Do this: Transcribe every entry word for word, leaving out all images.
***** Provided information *****
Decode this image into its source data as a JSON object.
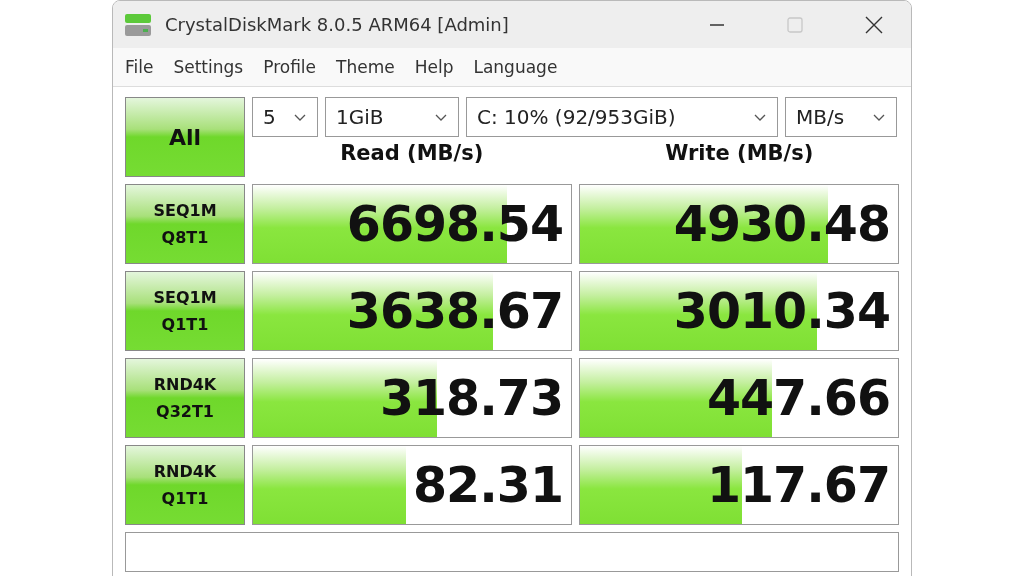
{
  "window": {
    "title": "CrystalDiskMark 8.0.5 ARM64 [Admin]"
  },
  "menu": [
    "File",
    "Settings",
    "Profile",
    "Theme",
    "Help",
    "Language"
  ],
  "all_button": "All",
  "selectors": [
    {
      "value": "5"
    },
    {
      "value": "1GiB"
    },
    {
      "value": "C: 10% (92/953GiB)"
    },
    {
      "value": "MB/s"
    }
  ],
  "columns": [
    "Read (MB/s)",
    "Write (MB/s)"
  ],
  "rows": [
    {
      "test": [
        "SEQ1M",
        "Q8T1"
      ],
      "read": {
        "value": "6698.54",
        "level": 0.8
      },
      "write": {
        "value": "4930.48",
        "level": 0.78
      }
    },
    {
      "test": [
        "SEQ1M",
        "Q1T1"
      ],
      "read": {
        "value": "3638.67",
        "level": 0.755
      },
      "write": {
        "value": "3010.34",
        "level": 0.745
      }
    },
    {
      "test": [
        "RND4K",
        "Q32T1"
      ],
      "read": {
        "value": "318.73",
        "level": 0.58
      },
      "write": {
        "value": "447.66",
        "level": 0.605
      }
    },
    {
      "test": [
        "RND4K",
        "Q1T1"
      ],
      "read": {
        "value": "82.31",
        "level": 0.48
      },
      "write": {
        "value": "117.67",
        "level": 0.51
      }
    }
  ]
}
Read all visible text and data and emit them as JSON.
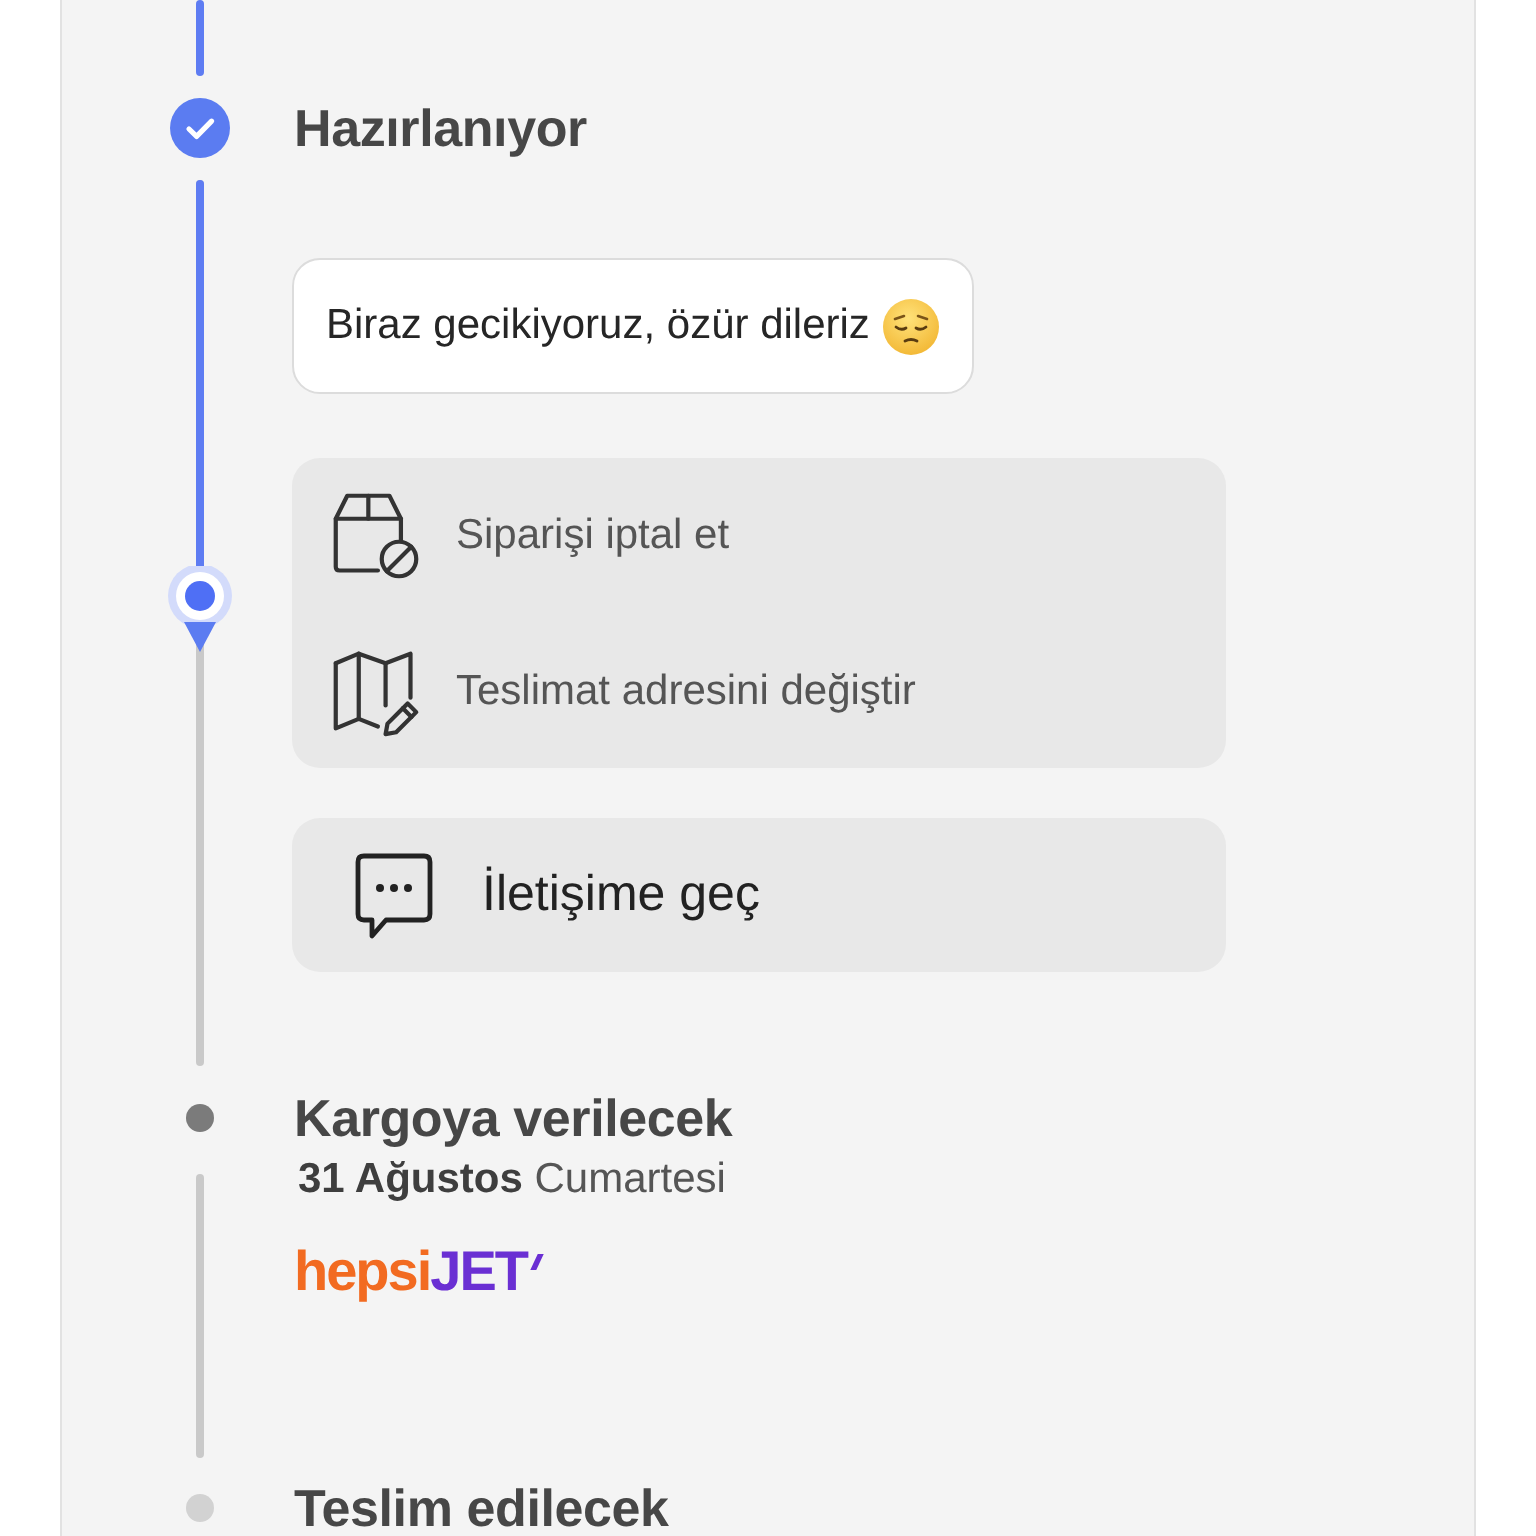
{
  "timeline": {
    "lead_in": {
      "completed": true
    },
    "steps": [
      {
        "kind": "done",
        "title": "Hazırlanıyor",
        "message": "Biraz gecikiyoruz, özür dileriz",
        "actions": [
          {
            "kind": "cancel",
            "label": "Siparişi iptal et"
          },
          {
            "kind": "address",
            "label": "Teslimat adresini değiştir"
          }
        ],
        "contact_button": {
          "label": "İletişime geç"
        },
        "progress": {
          "level": 0.47
        }
      },
      {
        "kind": "next",
        "title": "Kargoya verilecek",
        "date": "**31 Ağustos** Cumartesi",
        "carrier_logo": [
          "hepsi",
          "JET"
        ]
      },
      {
        "kind": "later",
        "title": "Teslim edilecek"
      }
    ]
  }
}
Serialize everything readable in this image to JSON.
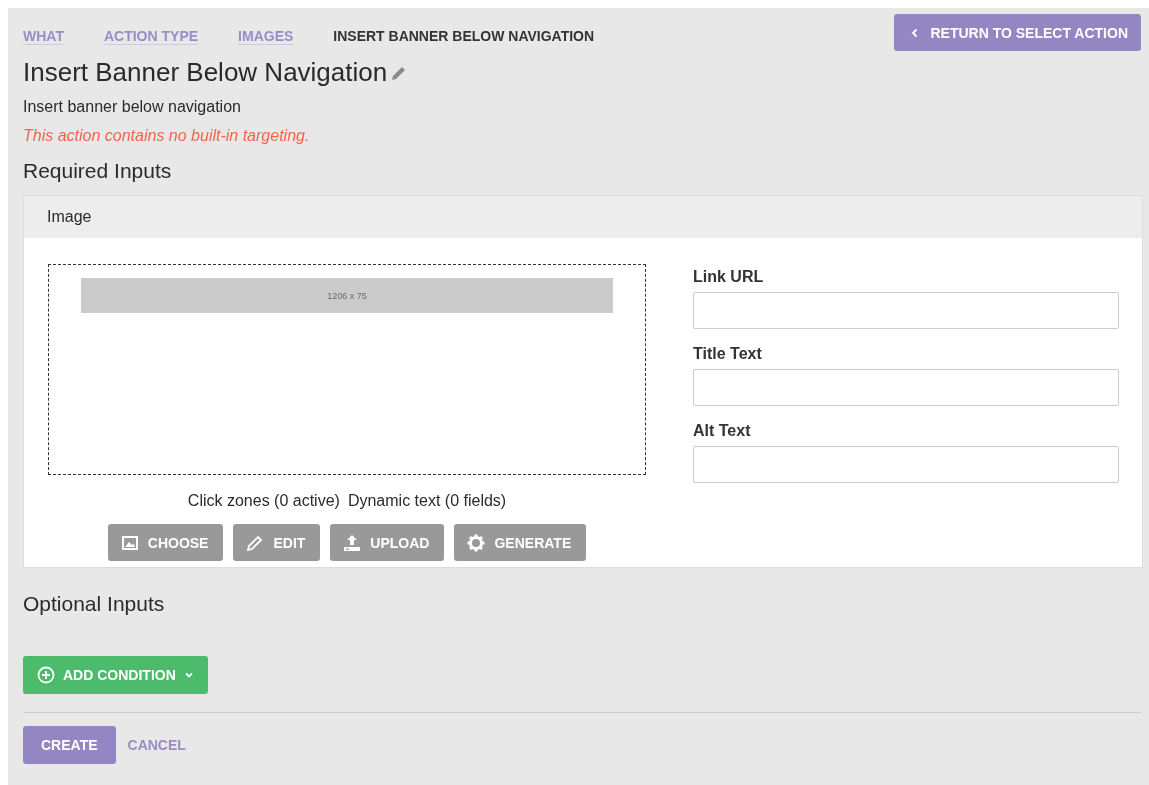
{
  "breadcrumbs": [
    {
      "label": "WHAT",
      "selected": false
    },
    {
      "label": "ACTION TYPE",
      "selected": false
    },
    {
      "label": "IMAGES",
      "selected": false
    },
    {
      "label": "INSERT BANNER BELOW NAVIGATION",
      "selected": true
    }
  ],
  "return_button": "RETURN TO SELECT ACTION",
  "title": "Insert Banner Below Navigation",
  "description": "Insert banner below navigation",
  "warning": "This action contains no built-in targeting.",
  "required_heading": "Required Inputs",
  "image_panel": {
    "title": "Image",
    "placeholder_size": "1206 x 75",
    "click_zones": "Click zones (0 active)",
    "dynamic_text": "Dynamic text (0 fields)",
    "buttons": [
      {
        "label": "CHOOSE",
        "kind": "image"
      },
      {
        "label": "EDIT",
        "kind": "pencil"
      },
      {
        "label": "UPLOAD",
        "kind": "upload"
      },
      {
        "label": "GENERATE",
        "kind": "gear"
      }
    ],
    "fields": [
      {
        "label": "Link URL"
      },
      {
        "label": "Title Text"
      },
      {
        "label": "Alt Text"
      }
    ]
  },
  "optional_heading": "Optional Inputs",
  "add_condition": "ADD CONDITION",
  "create": "CREATE",
  "cancel": "CANCEL"
}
*****
Response:
Decode this image into its source data as a JSON object.
{
  "window": {
    "title": "CrystalDiskMark 8.0.5 ARM64 [Admin]"
  },
  "menu": [
    "File",
    "Settings",
    "Profile",
    "Theme",
    "Help",
    "Language"
  ],
  "all_button": "All",
  "selectors": [
    {
      "value": "5"
    },
    {
      "value": "1GiB"
    },
    {
      "value": "C: 10% (92/953GiB)"
    },
    {
      "value": "MB/s"
    }
  ],
  "columns": [
    "Read (MB/s)",
    "Write (MB/s)"
  ],
  "rows": [
    {
      "test": [
        "SEQ1M",
        "Q8T1"
      ],
      "read": {
        "value": "6698.54",
        "level": 0.8
      },
      "write": {
        "value": "4930.48",
        "level": 0.78
      }
    },
    {
      "test": [
        "SEQ1M",
        "Q1T1"
      ],
      "read": {
        "value": "3638.67",
        "level": 0.755
      },
      "write": {
        "value": "3010.34",
        "level": 0.745
      }
    },
    {
      "test": [
        "RND4K",
        "Q32T1"
      ],
      "read": {
        "value": "318.73",
        "level": 0.58
      },
      "write": {
        "value": "447.66",
        "level": 0.605
      }
    },
    {
      "test": [
        "RND4K",
        "Q1T1"
      ],
      "read": {
        "value": "82.31",
        "level": 0.48
      },
      "write": {
        "value": "117.67",
        "level": 0.51
      }
    }
  ]
}
Read all visible text and data and emit them as JSON.
{
  "timeline": {
    "lead_in": {
      "completed": true
    },
    "steps": [
      {
        "kind": "done",
        "title": "Hazırlanıyor",
        "message": "Biraz gecikiyoruz, özür dileriz",
        "actions": [
          {
            "kind": "cancel",
            "label": "Siparişi iptal et"
          },
          {
            "kind": "address",
            "label": "Teslimat adresini değiştir"
          }
        ],
        "contact_button": {
          "label": "İletişime geç"
        },
        "progress": {
          "level": 0.47
        }
      },
      {
        "kind": "next",
        "title": "Kargoya verilecek",
        "date": "**31 Ağustos** Cumartesi",
        "carrier_logo": [
          "hepsi",
          "JET"
        ]
      },
      {
        "kind": "later",
        "title": "Teslim edilecek"
      }
    ]
  }
}
Serialize everything readable in this image to JSON.
{
  "breadcrumbs": [
    {
      "label": "WHAT",
      "selected": false
    },
    {
      "label": "ACTION TYPE",
      "selected": false
    },
    {
      "label": "IMAGES",
      "selected": false
    },
    {
      "label": "INSERT BANNER BELOW NAVIGATION",
      "selected": true
    }
  ],
  "return_button": "RETURN TO SELECT ACTION",
  "title": "Insert Banner Below Navigation",
  "description": "Insert banner below navigation",
  "warning": "This action contains no built-in targeting.",
  "required_heading": "Required Inputs",
  "image_panel": {
    "title": "Image",
    "placeholder_size": "1206 x 75",
    "click_zones": "Click zones (0 active)",
    "dynamic_text": "Dynamic text (0 fields)",
    "buttons": [
      {
        "label": "CHOOSE",
        "kind": "image"
      },
      {
        "label": "EDIT",
        "kind": "pencil"
      },
      {
        "label": "UPLOAD",
        "kind": "upload"
      },
      {
        "label": "GENERATE",
        "kind": "gear"
      }
    ],
    "fields": [
      {
        "label": "Link URL"
      },
      {
        "label": "Title Text"
      },
      {
        "label": "Alt Text"
      }
    ]
  },
  "optional_heading": "Optional Inputs",
  "add_condition": "ADD CONDITION",
  "create": "CREATE",
  "cancel": "CANCEL"
}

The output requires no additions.